What follows is a block of records; reproduce all of it verbatim.
• • •
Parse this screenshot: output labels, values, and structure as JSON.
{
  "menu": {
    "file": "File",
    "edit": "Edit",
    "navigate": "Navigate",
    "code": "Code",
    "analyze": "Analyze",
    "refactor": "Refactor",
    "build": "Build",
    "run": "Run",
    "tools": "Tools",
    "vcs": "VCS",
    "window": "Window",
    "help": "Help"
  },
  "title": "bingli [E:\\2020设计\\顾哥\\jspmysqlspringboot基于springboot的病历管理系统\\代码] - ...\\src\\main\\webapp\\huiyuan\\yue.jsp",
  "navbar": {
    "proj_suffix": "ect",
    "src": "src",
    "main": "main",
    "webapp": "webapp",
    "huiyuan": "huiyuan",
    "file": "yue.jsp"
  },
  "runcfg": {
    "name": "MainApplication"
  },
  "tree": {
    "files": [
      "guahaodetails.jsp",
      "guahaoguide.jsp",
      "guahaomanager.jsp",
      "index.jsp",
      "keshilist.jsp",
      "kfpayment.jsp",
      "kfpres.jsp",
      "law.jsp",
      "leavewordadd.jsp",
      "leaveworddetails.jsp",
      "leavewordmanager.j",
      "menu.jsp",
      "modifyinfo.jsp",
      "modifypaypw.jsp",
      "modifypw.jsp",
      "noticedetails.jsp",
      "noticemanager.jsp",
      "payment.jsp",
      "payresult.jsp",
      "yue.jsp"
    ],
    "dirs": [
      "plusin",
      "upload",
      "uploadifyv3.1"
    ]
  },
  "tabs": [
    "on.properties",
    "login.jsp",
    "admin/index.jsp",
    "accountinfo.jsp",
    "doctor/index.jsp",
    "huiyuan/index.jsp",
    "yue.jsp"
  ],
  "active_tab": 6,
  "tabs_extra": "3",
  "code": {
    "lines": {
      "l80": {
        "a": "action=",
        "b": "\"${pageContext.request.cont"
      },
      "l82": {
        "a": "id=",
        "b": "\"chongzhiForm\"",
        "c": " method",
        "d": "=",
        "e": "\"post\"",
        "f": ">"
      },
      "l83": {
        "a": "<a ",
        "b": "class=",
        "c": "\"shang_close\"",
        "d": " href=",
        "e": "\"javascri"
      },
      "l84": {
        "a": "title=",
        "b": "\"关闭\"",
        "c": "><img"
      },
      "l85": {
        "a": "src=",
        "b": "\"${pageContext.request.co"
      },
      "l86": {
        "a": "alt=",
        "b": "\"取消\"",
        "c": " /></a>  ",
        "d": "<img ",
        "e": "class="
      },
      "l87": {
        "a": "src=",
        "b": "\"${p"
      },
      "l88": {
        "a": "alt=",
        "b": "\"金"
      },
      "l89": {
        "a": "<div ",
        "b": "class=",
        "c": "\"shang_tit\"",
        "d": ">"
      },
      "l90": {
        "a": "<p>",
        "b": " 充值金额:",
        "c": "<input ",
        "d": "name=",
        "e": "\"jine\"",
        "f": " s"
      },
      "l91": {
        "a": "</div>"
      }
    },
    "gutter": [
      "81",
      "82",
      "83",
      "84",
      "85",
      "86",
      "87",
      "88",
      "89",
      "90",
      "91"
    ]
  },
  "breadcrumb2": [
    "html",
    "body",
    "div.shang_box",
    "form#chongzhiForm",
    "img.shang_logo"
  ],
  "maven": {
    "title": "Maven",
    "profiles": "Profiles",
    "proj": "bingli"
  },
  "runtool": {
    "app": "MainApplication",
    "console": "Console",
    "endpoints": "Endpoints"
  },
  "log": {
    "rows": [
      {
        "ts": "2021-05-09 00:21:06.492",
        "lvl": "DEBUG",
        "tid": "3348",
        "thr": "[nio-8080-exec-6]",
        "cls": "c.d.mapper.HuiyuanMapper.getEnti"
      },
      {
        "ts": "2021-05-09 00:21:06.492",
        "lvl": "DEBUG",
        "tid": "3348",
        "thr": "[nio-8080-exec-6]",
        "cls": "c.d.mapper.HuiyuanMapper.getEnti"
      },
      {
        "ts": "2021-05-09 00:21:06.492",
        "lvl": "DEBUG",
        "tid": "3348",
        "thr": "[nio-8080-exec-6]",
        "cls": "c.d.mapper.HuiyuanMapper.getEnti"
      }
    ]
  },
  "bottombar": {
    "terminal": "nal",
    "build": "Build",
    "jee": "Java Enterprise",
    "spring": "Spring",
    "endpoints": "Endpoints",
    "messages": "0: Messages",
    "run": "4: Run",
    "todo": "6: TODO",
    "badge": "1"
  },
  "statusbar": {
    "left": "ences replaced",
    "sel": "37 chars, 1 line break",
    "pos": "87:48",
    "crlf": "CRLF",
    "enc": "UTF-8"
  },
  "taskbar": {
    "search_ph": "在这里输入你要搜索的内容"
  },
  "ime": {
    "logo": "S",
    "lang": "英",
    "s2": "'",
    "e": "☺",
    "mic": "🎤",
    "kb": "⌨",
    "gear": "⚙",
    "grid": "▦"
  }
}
• • •
### Answer to this exercise
Parse this screenshot: output labels, values, and structure as JSON.
{
  "menu": {
    "file": "File",
    "edit": "Edit",
    "navigate": "Navigate",
    "code": "Code",
    "analyze": "Analyze",
    "refactor": "Refactor",
    "build": "Build",
    "run": "Run",
    "tools": "Tools",
    "vcs": "VCS",
    "window": "Window",
    "help": "Help"
  },
  "title": "bingli [E:\\2020设计\\顾哥\\jspmysqlspringboot基于springboot的病历管理系统\\代码] - ...\\src\\main\\webapp\\huiyuan\\yue.jsp",
  "navbar": {
    "proj_suffix": "ect",
    "src": "src",
    "main": "main",
    "webapp": "webapp",
    "huiyuan": "huiyuan",
    "file": "yue.jsp"
  },
  "runcfg": {
    "name": "MainApplication"
  },
  "tree": {
    "files": [
      "guahaodetails.jsp",
      "guahaoguide.jsp",
      "guahaomanager.jsp",
      "index.jsp",
      "keshilist.jsp",
      "kfpayment.jsp",
      "kfpres.jsp",
      "law.jsp",
      "leavewordadd.jsp",
      "leaveworddetails.jsp",
      "leavewordmanager.j",
      "menu.jsp",
      "modifyinfo.jsp",
      "modifypaypw.jsp",
      "modifypw.jsp",
      "noticedetails.jsp",
      "noticemanager.jsp",
      "payment.jsp",
      "payresult.jsp",
      "yue.jsp"
    ],
    "dirs": [
      "plusin",
      "upload",
      "uploadifyv3.1"
    ]
  },
  "tabs": [
    "on.properties",
    "login.jsp",
    "admin/index.jsp",
    "accountinfo.jsp",
    "doctor/index.jsp",
    "huiyuan/index.jsp",
    "yue.jsp"
  ],
  "active_tab": 6,
  "tabs_extra": "3",
  "code": {
    "lines": {
      "l80": {
        "a": "action=",
        "b": "\"${pageContext.request.cont"
      },
      "l82": {
        "a": "id=",
        "b": "\"chongzhiForm\"",
        "c": " method",
        "d": "=",
        "e": "\"post\"",
        "f": ">"
      },
      "l83": {
        "a": "<a ",
        "b": "class=",
        "c": "\"shang_close\"",
        "d": " href=",
        "e": "\"javascri"
      },
      "l84": {
        "a": "title=",
        "b": "\"关闭\"",
        "c": "><img"
      },
      "l85": {
        "a": "src=",
        "b": "\"${pageContext.request.co"
      },
      "l86": {
        "a": "alt=",
        "b": "\"取消\"",
        "c": " /></a>  ",
        "d": "<img ",
        "e": "class="
      },
      "l87": {
        "a": "src=",
        "b": "\"${p"
      },
      "l88": {
        "a": "alt=",
        "b": "\"金"
      },
      "l89": {
        "a": "<div ",
        "b": "class=",
        "c": "\"shang_tit\"",
        "d": ">"
      },
      "l90": {
        "a": "<p>",
        "b": " 充值金额:",
        "c": "<input ",
        "d": "name=",
        "e": "\"jine\"",
        "f": " s"
      },
      "l91": {
        "a": "</div>"
      }
    },
    "gutter": [
      "81",
      "82",
      "83",
      "84",
      "85",
      "86",
      "87",
      "88",
      "89",
      "90",
      "91"
    ]
  },
  "breadcrumb2": [
    "html",
    "body",
    "div.shang_box",
    "form#chongzhiForm",
    "img.shang_logo"
  ],
  "maven": {
    "title": "Maven",
    "profiles": "Profiles",
    "proj": "bingli"
  },
  "runtool": {
    "app": "MainApplication",
    "console": "Console",
    "endpoints": "Endpoints"
  },
  "log": {
    "rows": [
      {
        "ts": "2021-05-09 00:21:06.492",
        "lvl": "DEBUG",
        "tid": "3348",
        "thr": "[nio-8080-exec-6]",
        "cls": "c.d.mapper.HuiyuanMapper.getEnti"
      },
      {
        "ts": "2021-05-09 00:21:06.492",
        "lvl": "DEBUG",
        "tid": "3348",
        "thr": "[nio-8080-exec-6]",
        "cls": "c.d.mapper.HuiyuanMapper.getEnti"
      },
      {
        "ts": "2021-05-09 00:21:06.492",
        "lvl": "DEBUG",
        "tid": "3348",
        "thr": "[nio-8080-exec-6]",
        "cls": "c.d.mapper.HuiyuanMapper.getEnti"
      }
    ]
  },
  "bottombar": {
    "terminal": "nal",
    "build": "Build",
    "jee": "Java Enterprise",
    "spring": "Spring",
    "endpoints": "Endpoints",
    "messages": "0: Messages",
    "run": "4: Run",
    "todo": "6: TODO",
    "badge": "1"
  },
  "statusbar": {
    "left": "ences replaced",
    "sel": "37 chars, 1 line break",
    "pos": "87:48",
    "crlf": "CRLF",
    "enc": "UTF-8"
  },
  "taskbar": {
    "search_ph": "在这里输入你要搜索的内容"
  },
  "ime": {
    "logo": "S",
    "lang": "英",
    "s2": "'",
    "e": "☺",
    "mic": "🎤",
    "kb": "⌨",
    "gear": "⚙",
    "grid": "▦"
  }
}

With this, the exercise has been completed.